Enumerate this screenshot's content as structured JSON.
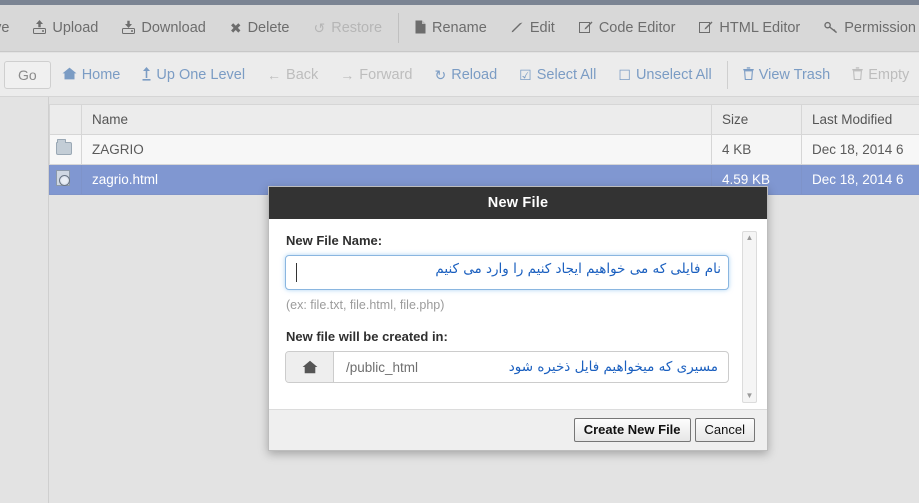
{
  "toolbar": {
    "items": [
      {
        "label": "ove",
        "icon": "move-icon",
        "glyph": "",
        "disabled": false,
        "truncated": true
      },
      {
        "label": "Upload",
        "icon": "upload-icon",
        "glyph": "⤒",
        "disabled": false
      },
      {
        "label": "Download",
        "icon": "download-icon",
        "glyph": "⤓",
        "disabled": false
      },
      {
        "label": "Delete",
        "icon": "delete-x-icon",
        "glyph": "✖",
        "disabled": false
      },
      {
        "label": "Restore",
        "icon": "restore-icon",
        "glyph": "↺",
        "disabled": true
      },
      {
        "label": "Rename",
        "icon": "rename-file-icon",
        "glyph": "◧",
        "disabled": false
      },
      {
        "label": "Edit",
        "icon": "pencil-icon",
        "glyph": "✐",
        "disabled": false
      },
      {
        "label": "Code Editor",
        "icon": "code-editor-icon",
        "glyph": "✎",
        "disabled": false
      },
      {
        "label": "HTML Editor",
        "icon": "html-editor-icon",
        "glyph": "✎",
        "disabled": false
      },
      {
        "label": "Permission",
        "icon": "key-icon",
        "glyph": "⚷",
        "disabled": false,
        "truncated": true
      }
    ]
  },
  "navbar": {
    "go_label": "Go",
    "items": [
      {
        "label": "Home",
        "icon": "home-icon",
        "glyph": "⌂",
        "disabled": false
      },
      {
        "label": "Up One Level",
        "icon": "up-level-icon",
        "glyph": "↕",
        "disabled": false
      },
      {
        "label": "Back",
        "icon": "back-arrow-icon",
        "glyph": "←",
        "disabled": true
      },
      {
        "label": "Forward",
        "icon": "forward-arrow-icon",
        "glyph": "→",
        "disabled": true
      },
      {
        "label": "Reload",
        "icon": "reload-icon",
        "glyph": "↻",
        "disabled": false
      },
      {
        "label": "Select All",
        "icon": "checkbox-checked-icon",
        "glyph": "☑",
        "disabled": false
      },
      {
        "label": "Unselect All",
        "icon": "checkbox-empty-icon",
        "glyph": "☐",
        "disabled": false
      },
      {
        "label": "View Trash",
        "icon": "trash-icon",
        "glyph": "Ὕ1",
        "disabled": false
      },
      {
        "label": "Empty",
        "icon": "trash-icon",
        "glyph": "Ὕ1",
        "disabled": true,
        "truncated": true
      }
    ]
  },
  "file_table": {
    "columns": [
      "",
      "Name",
      "Size",
      "Last Modified"
    ],
    "rows": [
      {
        "icon": "folder-icon",
        "name": "ZAGRIO",
        "size": "4 KB",
        "modified": "Dec 18, 2014 6",
        "selected": false
      },
      {
        "icon": "html-file-icon",
        "name": "zagrio.html",
        "size": "4.59 KB",
        "modified": "Dec 18, 2014 6",
        "selected": true
      }
    ]
  },
  "modal": {
    "title": "New File",
    "name_label": "New File Name:",
    "name_value": "",
    "name_placeholder": "",
    "name_annotation_fa": "نام فایلی که می خواهیم ایجاد کنیم را وارد می کنیم",
    "hint": "(ex: file.txt, file.html, file.php)",
    "path_label": "New file will be created in:",
    "path_icon": "home-icon",
    "path_glyph": "⌂",
    "path_value": "/public_html",
    "path_annotation_fa": "مسیری که میخواهیم فایل ذخیره شود",
    "scroll_up_glyph": "▲",
    "scroll_down_glyph": "▼",
    "create_label": "Create New File",
    "cancel_label": "Cancel"
  },
  "colors": {
    "top_strip": "#7b8493",
    "toolbar_bg": "#d8d8d8",
    "navbar_bg": "#ececec",
    "nav_link": "#7b9cc4",
    "selected_row": "#8097d1",
    "modal_header_bg": "#333333",
    "annotation": "#1a5fbf",
    "page_bg": "#e3e3e3"
  }
}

**Task goal:**
Give back every line exactly as it stands, pictures excluded.

**The reply:**
Enumerate this screenshot's content as structured JSON.
{
  "toolbar": {
    "items": [
      {
        "label": "ove",
        "icon": "move-icon",
        "glyph": "",
        "disabled": false,
        "truncated": true
      },
      {
        "label": "Upload",
        "icon": "upload-icon",
        "glyph": "⤒",
        "disabled": false
      },
      {
        "label": "Download",
        "icon": "download-icon",
        "glyph": "⤓",
        "disabled": false
      },
      {
        "label": "Delete",
        "icon": "delete-x-icon",
        "glyph": "✖",
        "disabled": false
      },
      {
        "label": "Restore",
        "icon": "restore-icon",
        "glyph": "↺",
        "disabled": true
      },
      {
        "label": "Rename",
        "icon": "rename-file-icon",
        "glyph": "◧",
        "disabled": false
      },
      {
        "label": "Edit",
        "icon": "pencil-icon",
        "glyph": "✐",
        "disabled": false
      },
      {
        "label": "Code Editor",
        "icon": "code-editor-icon",
        "glyph": "✎",
        "disabled": false
      },
      {
        "label": "HTML Editor",
        "icon": "html-editor-icon",
        "glyph": "✎",
        "disabled": false
      },
      {
        "label": "Permission",
        "icon": "key-icon",
        "glyph": "⚷",
        "disabled": false,
        "truncated": true
      }
    ]
  },
  "navbar": {
    "go_label": "Go",
    "items": [
      {
        "label": "Home",
        "icon": "home-icon",
        "glyph": "⌂",
        "disabled": false
      },
      {
        "label": "Up One Level",
        "icon": "up-level-icon",
        "glyph": "↕",
        "disabled": false
      },
      {
        "label": "Back",
        "icon": "back-arrow-icon",
        "glyph": "←",
        "disabled": true
      },
      {
        "label": "Forward",
        "icon": "forward-arrow-icon",
        "glyph": "→",
        "disabled": true
      },
      {
        "label": "Reload",
        "icon": "reload-icon",
        "glyph": "↻",
        "disabled": false
      },
      {
        "label": "Select All",
        "icon": "checkbox-checked-icon",
        "glyph": "☑",
        "disabled": false
      },
      {
        "label": "Unselect All",
        "icon": "checkbox-empty-icon",
        "glyph": "☐",
        "disabled": false
      },
      {
        "label": "View Trash",
        "icon": "trash-icon",
        "glyph": "Ὕ1",
        "disabled": false
      },
      {
        "label": "Empty",
        "icon": "trash-icon",
        "glyph": "Ὕ1",
        "disabled": true,
        "truncated": true
      }
    ]
  },
  "file_table": {
    "columns": [
      "",
      "Name",
      "Size",
      "Last Modified"
    ],
    "rows": [
      {
        "icon": "folder-icon",
        "name": "ZAGRIO",
        "size": "4 KB",
        "modified": "Dec 18, 2014 6",
        "selected": false
      },
      {
        "icon": "html-file-icon",
        "name": "zagrio.html",
        "size": "4.59 KB",
        "modified": "Dec 18, 2014 6",
        "selected": true
      }
    ]
  },
  "modal": {
    "title": "New File",
    "name_label": "New File Name:",
    "name_value": "",
    "name_placeholder": "",
    "name_annotation_fa": "نام فایلی که می خواهیم ایجاد کنیم را وارد می کنیم",
    "hint": "(ex: file.txt, file.html, file.php)",
    "path_label": "New file will be created in:",
    "path_icon": "home-icon",
    "path_glyph": "⌂",
    "path_value": "/public_html",
    "path_annotation_fa": "مسیری که میخواهیم فایل ذخیره شود",
    "scroll_up_glyph": "▲",
    "scroll_down_glyph": "▼",
    "create_label": "Create New File",
    "cancel_label": "Cancel"
  },
  "colors": {
    "top_strip": "#7b8493",
    "toolbar_bg": "#d8d8d8",
    "navbar_bg": "#ececec",
    "nav_link": "#7b9cc4",
    "selected_row": "#8097d1",
    "modal_header_bg": "#333333",
    "annotation": "#1a5fbf",
    "page_bg": "#e3e3e3"
  }
}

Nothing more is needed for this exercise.